§ AIM
Show only lines that include "Middle".

§ Stored data
— START —

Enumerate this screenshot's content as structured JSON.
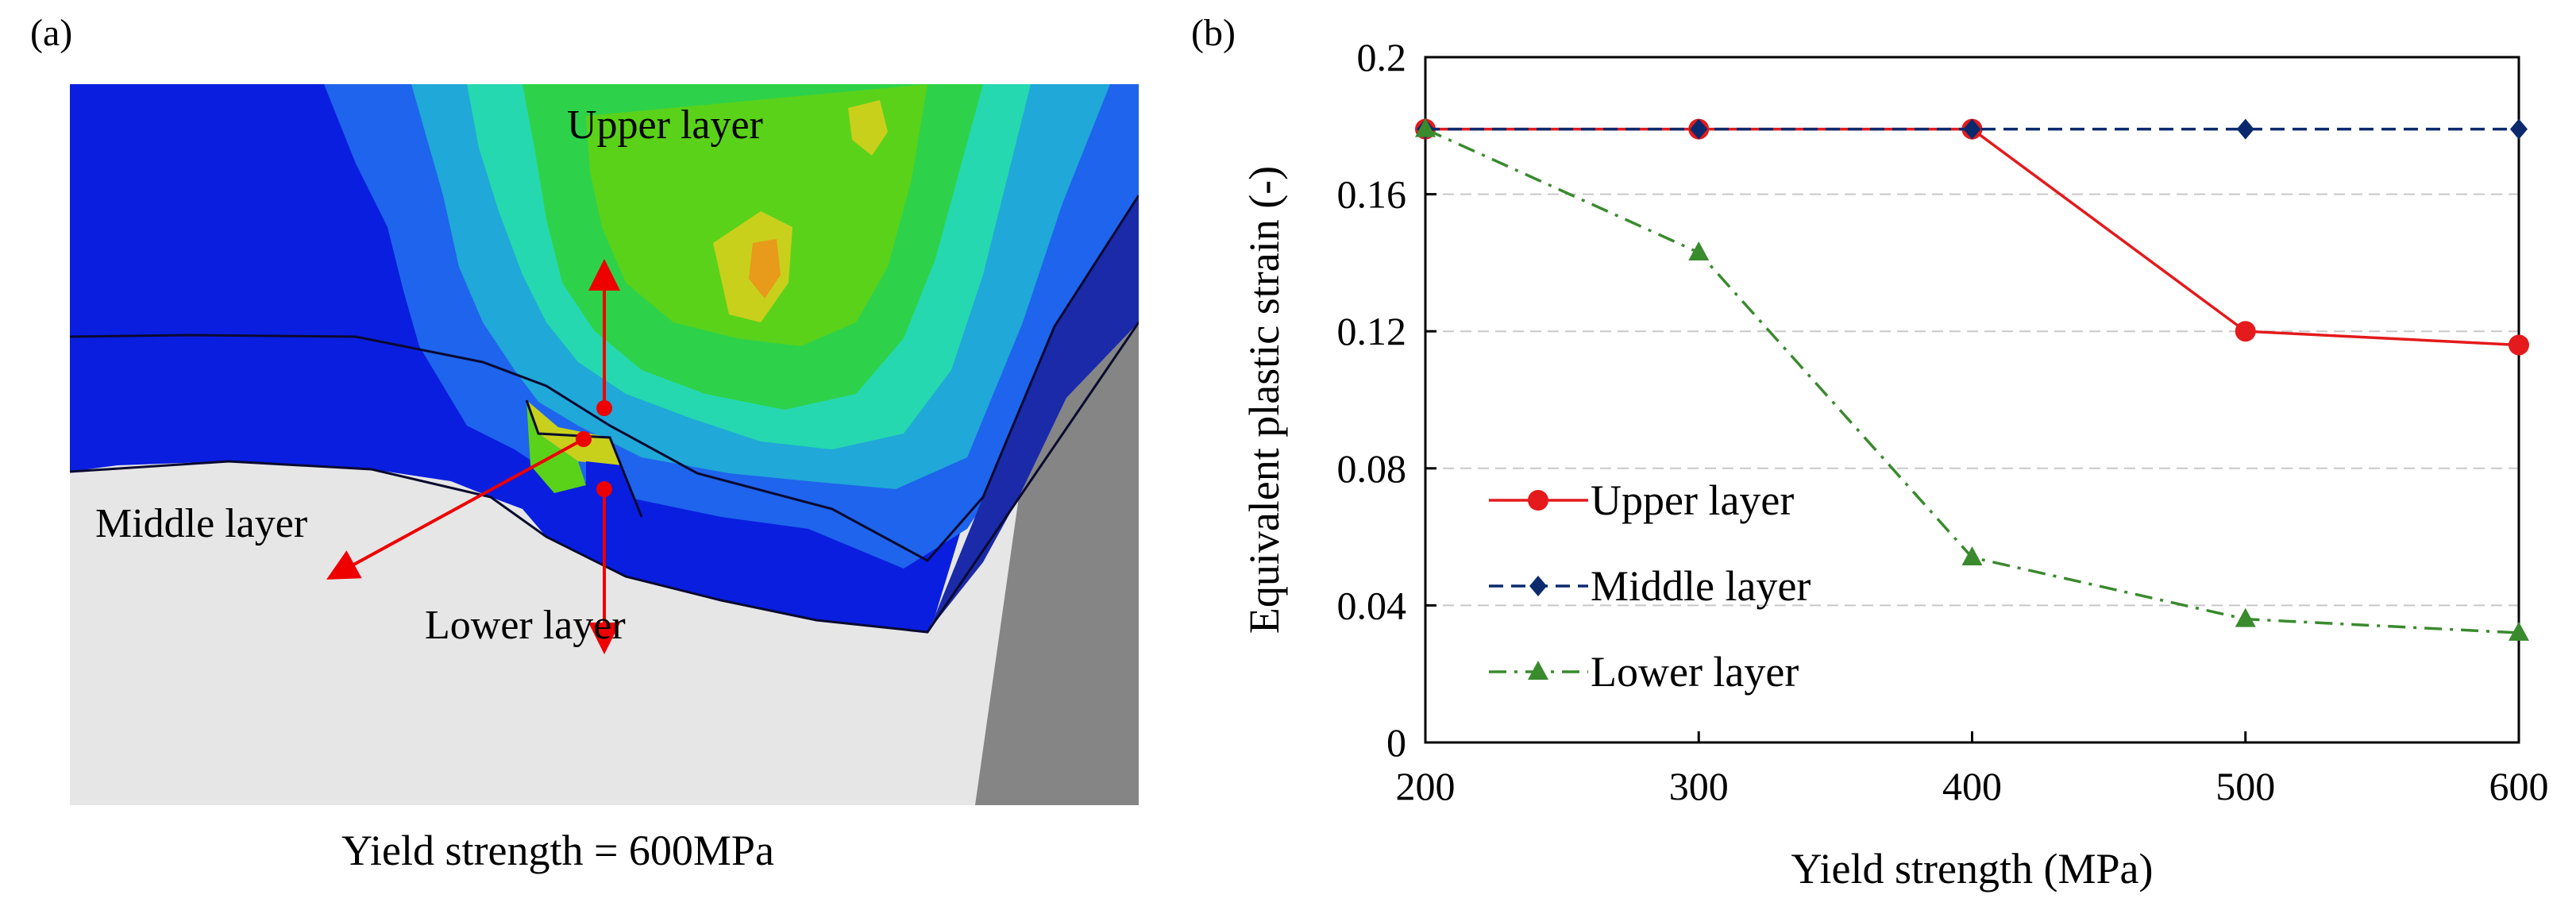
{
  "panel_a": {
    "label": "(a)",
    "callouts": {
      "upper": "Upper layer",
      "middle": "Middle layer",
      "lower": "Lower layer"
    },
    "caption": "Yield strength = 600MPa",
    "contour_colors": [
      "#0a1ee0",
      "#1f64ec",
      "#20a8d8",
      "#25d8b0",
      "#2ed24a",
      "#5ad21a",
      "#c8d01c",
      "#e89a1a"
    ]
  },
  "panel_b": {
    "label": "(b)"
  },
  "chart_data": {
    "type": "line",
    "title": "",
    "xlabel": "Yield strength (MPa)",
    "ylabel": "Equivalent plastic strain (-)",
    "x": [
      200,
      300,
      400,
      500,
      600
    ],
    "xlim": [
      200,
      600
    ],
    "ylim": [
      0,
      0.2
    ],
    "xticks": [
      200,
      300,
      400,
      500,
      600
    ],
    "yticks": [
      0,
      0.04,
      0.08,
      0.12,
      0.16,
      0.2
    ],
    "ytick_labels": [
      "0",
      "0.04",
      "0.08",
      "0.12",
      "0.16",
      "0.2"
    ],
    "grid": "horizontal dashed",
    "legend_position": "lower-left",
    "series": [
      {
        "name": "Upper layer",
        "values": [
          0.179,
          0.179,
          0.179,
          0.12,
          0.116
        ],
        "color": "#e41a1c",
        "marker": "circle",
        "dash": "solid"
      },
      {
        "name": "Middle layer",
        "values": [
          0.179,
          0.179,
          0.179,
          0.179,
          0.179
        ],
        "color": "#0b2a6e",
        "marker": "diamond",
        "dash": "dashed"
      },
      {
        "name": "Lower layer",
        "values": [
          0.179,
          0.143,
          0.054,
          0.036,
          0.032
        ],
        "color": "#3a8a2e",
        "marker": "triangle",
        "dash": "dashdot"
      }
    ]
  }
}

— END —

§ ANSWER TO THIS EXERCISE
      "middle": "Middle layer",
        "name": "Middle layer",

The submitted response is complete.